─── RECORDS SUPPLIED
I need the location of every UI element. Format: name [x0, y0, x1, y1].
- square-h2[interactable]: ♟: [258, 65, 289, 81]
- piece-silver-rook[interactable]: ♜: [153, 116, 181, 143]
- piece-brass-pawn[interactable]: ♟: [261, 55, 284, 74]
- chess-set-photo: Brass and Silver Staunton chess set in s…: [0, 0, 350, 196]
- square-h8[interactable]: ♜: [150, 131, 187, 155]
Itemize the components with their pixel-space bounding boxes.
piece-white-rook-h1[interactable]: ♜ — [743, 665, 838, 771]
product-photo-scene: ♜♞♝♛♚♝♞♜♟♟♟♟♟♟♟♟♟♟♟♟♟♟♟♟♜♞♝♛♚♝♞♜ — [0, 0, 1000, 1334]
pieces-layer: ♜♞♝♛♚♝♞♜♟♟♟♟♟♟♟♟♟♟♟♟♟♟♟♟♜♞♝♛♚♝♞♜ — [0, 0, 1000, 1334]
──────
PROBLEM STATEMENT: Rewrite every line from the one containing "Itemize the components" through the end of the entries, including the request line. Shift each bounding-box coordinate in those lines by adding 31.

FINISHED ANSWER:
Itemize the components with their pixel-space bounding boxes.
piece-white-rook-h1[interactable]: ♜ — [774, 696, 869, 802]
product-photo-scene: ♜♞♝♛♚♝♞♜♟♟♟♟♟♟♟♟♟♟♟♟♟♟♟♟♜♞♝♛♚♝♞♜ — [31, 31, 1031, 1365]
pieces-layer: ♜♞♝♛♚♝♞♜♟♟♟♟♟♟♟♟♟♟♟♟♟♟♟♟♜♞♝♛♚♝♞♜ — [31, 31, 1031, 1365]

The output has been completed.